(Stored data)
* * * *
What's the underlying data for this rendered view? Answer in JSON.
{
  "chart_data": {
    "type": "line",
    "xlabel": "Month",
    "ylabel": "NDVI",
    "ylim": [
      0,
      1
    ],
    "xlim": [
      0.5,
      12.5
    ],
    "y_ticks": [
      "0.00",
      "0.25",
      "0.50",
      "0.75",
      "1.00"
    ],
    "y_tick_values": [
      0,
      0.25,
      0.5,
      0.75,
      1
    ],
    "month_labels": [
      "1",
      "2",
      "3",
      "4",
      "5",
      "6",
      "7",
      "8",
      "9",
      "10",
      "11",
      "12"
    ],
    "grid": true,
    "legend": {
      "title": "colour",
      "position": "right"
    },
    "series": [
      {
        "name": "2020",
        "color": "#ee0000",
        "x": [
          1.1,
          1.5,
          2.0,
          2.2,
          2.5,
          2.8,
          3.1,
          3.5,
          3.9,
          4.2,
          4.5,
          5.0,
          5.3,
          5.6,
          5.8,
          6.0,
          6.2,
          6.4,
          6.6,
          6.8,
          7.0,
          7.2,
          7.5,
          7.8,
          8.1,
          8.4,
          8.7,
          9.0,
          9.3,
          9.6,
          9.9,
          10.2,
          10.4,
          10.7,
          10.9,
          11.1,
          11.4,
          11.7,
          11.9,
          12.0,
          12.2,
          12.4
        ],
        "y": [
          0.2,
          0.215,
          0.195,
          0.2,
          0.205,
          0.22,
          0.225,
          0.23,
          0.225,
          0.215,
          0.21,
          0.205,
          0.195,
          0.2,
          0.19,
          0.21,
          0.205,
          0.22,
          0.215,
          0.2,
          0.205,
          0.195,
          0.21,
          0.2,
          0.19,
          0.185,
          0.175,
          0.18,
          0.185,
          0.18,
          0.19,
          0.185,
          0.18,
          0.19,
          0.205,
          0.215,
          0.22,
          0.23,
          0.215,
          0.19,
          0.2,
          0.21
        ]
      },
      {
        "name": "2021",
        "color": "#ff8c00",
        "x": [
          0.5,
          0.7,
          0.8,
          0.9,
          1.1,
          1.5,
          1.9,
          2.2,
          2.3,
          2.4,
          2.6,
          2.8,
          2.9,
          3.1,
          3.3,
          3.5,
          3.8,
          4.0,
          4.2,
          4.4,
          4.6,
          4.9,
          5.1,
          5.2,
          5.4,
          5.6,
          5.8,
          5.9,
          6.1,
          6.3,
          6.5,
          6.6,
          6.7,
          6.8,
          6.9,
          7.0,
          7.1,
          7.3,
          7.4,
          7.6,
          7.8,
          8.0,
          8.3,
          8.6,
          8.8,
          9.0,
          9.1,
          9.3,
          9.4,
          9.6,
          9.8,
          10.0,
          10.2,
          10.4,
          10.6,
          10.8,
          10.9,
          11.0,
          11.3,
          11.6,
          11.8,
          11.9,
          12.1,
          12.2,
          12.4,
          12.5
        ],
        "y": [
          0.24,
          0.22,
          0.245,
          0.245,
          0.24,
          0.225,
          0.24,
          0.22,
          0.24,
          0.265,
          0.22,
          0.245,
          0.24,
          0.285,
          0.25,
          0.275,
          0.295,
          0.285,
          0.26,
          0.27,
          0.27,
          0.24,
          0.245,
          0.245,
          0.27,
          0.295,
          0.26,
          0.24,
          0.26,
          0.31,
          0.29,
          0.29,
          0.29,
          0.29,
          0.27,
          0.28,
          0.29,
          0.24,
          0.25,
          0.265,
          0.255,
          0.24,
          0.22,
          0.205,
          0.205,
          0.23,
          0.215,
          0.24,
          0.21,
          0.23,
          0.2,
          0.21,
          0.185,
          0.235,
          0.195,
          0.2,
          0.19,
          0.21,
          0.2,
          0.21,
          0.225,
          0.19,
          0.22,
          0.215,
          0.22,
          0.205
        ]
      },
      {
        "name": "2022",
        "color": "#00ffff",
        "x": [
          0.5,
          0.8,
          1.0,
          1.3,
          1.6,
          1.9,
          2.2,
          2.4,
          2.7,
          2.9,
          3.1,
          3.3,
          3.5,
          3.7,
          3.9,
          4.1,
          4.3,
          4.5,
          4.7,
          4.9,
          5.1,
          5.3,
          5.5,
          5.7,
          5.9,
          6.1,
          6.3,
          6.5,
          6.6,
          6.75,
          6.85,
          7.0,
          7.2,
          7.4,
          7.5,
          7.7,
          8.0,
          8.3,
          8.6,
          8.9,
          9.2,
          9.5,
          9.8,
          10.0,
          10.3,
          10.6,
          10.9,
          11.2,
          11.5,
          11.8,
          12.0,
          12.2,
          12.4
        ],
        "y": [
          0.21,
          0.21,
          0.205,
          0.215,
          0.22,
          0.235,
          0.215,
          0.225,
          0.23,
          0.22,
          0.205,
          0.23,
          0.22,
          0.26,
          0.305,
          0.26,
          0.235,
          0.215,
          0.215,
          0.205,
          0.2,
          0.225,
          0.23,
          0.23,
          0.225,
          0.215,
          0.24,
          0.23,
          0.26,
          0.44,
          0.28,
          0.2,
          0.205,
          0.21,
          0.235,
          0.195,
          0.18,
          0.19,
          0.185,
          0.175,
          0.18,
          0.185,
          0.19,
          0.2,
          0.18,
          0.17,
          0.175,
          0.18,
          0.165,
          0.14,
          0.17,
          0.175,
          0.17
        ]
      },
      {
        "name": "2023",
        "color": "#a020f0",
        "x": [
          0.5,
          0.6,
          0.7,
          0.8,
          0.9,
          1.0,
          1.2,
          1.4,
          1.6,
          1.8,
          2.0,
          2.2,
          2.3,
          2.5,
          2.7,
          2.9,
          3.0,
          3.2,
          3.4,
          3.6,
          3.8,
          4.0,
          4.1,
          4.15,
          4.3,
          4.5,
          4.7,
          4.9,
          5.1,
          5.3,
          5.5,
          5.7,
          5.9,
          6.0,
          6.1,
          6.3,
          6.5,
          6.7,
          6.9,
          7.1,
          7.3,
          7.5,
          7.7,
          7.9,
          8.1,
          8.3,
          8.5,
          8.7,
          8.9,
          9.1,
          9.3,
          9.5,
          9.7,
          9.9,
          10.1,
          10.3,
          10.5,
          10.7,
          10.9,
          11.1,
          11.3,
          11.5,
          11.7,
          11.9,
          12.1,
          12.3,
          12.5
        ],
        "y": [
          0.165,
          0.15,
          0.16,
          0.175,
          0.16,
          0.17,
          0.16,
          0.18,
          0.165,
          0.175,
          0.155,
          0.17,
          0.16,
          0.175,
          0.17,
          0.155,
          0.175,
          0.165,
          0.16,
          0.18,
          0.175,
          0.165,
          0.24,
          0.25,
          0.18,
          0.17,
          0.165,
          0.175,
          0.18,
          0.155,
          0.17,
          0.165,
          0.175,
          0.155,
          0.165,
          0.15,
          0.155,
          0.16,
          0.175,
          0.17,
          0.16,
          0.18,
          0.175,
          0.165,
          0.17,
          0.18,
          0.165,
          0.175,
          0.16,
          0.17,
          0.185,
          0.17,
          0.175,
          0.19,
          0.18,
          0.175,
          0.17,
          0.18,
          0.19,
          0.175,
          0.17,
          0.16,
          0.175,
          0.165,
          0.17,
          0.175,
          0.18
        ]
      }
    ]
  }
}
* * * *
AIM OF THE TASK. Which lines contain the word "name"? Return each of them.

SOLUTION.
        "name": "2020",
        "name": "2021",
        "name": "2022",
        "name": "2023",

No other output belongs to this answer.